◆ Aim ◆
Reproduce only the lines from the line containing "Read out every word on this page." to the end of the entries below, including both of those lines.

------------------------------------------------------------------------

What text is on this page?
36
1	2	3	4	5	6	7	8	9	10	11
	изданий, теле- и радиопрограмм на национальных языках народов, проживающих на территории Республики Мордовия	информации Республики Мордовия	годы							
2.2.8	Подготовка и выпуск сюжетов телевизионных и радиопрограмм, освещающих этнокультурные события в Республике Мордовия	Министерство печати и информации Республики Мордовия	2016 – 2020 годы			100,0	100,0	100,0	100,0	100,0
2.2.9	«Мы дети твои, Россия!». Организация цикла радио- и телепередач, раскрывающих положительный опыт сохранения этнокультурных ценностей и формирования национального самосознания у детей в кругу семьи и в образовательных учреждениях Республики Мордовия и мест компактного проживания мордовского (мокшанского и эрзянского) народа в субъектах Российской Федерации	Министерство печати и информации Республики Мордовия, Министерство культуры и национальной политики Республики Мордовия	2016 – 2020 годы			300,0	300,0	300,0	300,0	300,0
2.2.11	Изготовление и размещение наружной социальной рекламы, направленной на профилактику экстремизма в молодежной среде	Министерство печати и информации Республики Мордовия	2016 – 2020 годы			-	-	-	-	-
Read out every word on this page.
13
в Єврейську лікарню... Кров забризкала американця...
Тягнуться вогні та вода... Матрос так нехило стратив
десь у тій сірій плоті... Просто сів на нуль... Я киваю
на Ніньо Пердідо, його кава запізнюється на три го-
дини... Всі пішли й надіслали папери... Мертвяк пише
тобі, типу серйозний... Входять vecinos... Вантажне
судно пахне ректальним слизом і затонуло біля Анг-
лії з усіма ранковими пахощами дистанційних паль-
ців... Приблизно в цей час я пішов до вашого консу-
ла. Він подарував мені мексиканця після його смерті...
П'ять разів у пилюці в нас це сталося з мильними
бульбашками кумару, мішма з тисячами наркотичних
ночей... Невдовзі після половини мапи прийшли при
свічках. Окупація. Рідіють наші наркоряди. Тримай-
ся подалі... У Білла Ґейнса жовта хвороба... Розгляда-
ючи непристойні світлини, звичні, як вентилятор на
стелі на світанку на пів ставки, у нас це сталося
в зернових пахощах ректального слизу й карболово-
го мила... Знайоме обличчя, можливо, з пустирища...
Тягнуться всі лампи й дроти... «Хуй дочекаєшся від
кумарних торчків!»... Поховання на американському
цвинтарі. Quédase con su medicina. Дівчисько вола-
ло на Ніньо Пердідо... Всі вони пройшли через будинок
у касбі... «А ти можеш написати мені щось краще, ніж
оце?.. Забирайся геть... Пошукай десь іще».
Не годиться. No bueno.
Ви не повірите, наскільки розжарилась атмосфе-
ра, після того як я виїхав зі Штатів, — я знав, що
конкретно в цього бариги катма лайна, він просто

------------------------------------------------------------------------

◆ Exercise answer ◆
Read out every word on this page.
13
в Єврейську лікарню... Кров забризкала американця...
Тягнуться вогні та вода... Матрос так нехило стратив
десь у тій сірій плоті... Просто сів на нуль... Я киваю
на Ніньо Пердідо, його кава запізнюється на три го-
дини... Всі пішли й надіслали папери... Мертвяк пише
тобі, типу серйозний... Входять vecinos... Вантажне
судно пахне ректальним слизом і затонуло біля Анг-
лії з усіма ранковими пахощами дистанційних паль-
ців... Приблизно в цей час я пішов до вашого консу-
ла. Він подарував мені мексиканця після його смерті...
П'ять разів у пилюці в нас це сталося з мильними
бульбашками кумару, мішма з тисячами наркотичних
ночей... Невдовзі після половини мапи прийшли при
свічках. Окупація. Рідіють наші наркоряди. Тримай-
ся подалі... У Білла Ґейнса жовта хвороба... Розгляда-
ючи непристойні світлини, звичні, як вентилятор на
стелі на світанку на пів ставки, у нас це сталося
в зернових пахощах ректального слизу й карболово-
го мила... Знайоме обличчя, можливо, з пустирища...
Тягнуться всі лампи й дроти... «Хуй дочекаєшся від
кумарних торчків!»... Поховання на американському
цвинтарі. Quédase con su medicina. Дівчисько вола-
ло на Ніньо Пердідо... Всі вони пройшли через будинок
у касбі... «А ти можеш написати мені щось краще, ніж
оце?.. Забирайся геть... Пошукай десь іще».
Не годиться. No bueno.
Ви не повірите, наскільки розжарилась атмосфе-
ра, після того як я виїхав зі Штатів, — я знав, що
конкретно в цього бариги катма лайна, він просто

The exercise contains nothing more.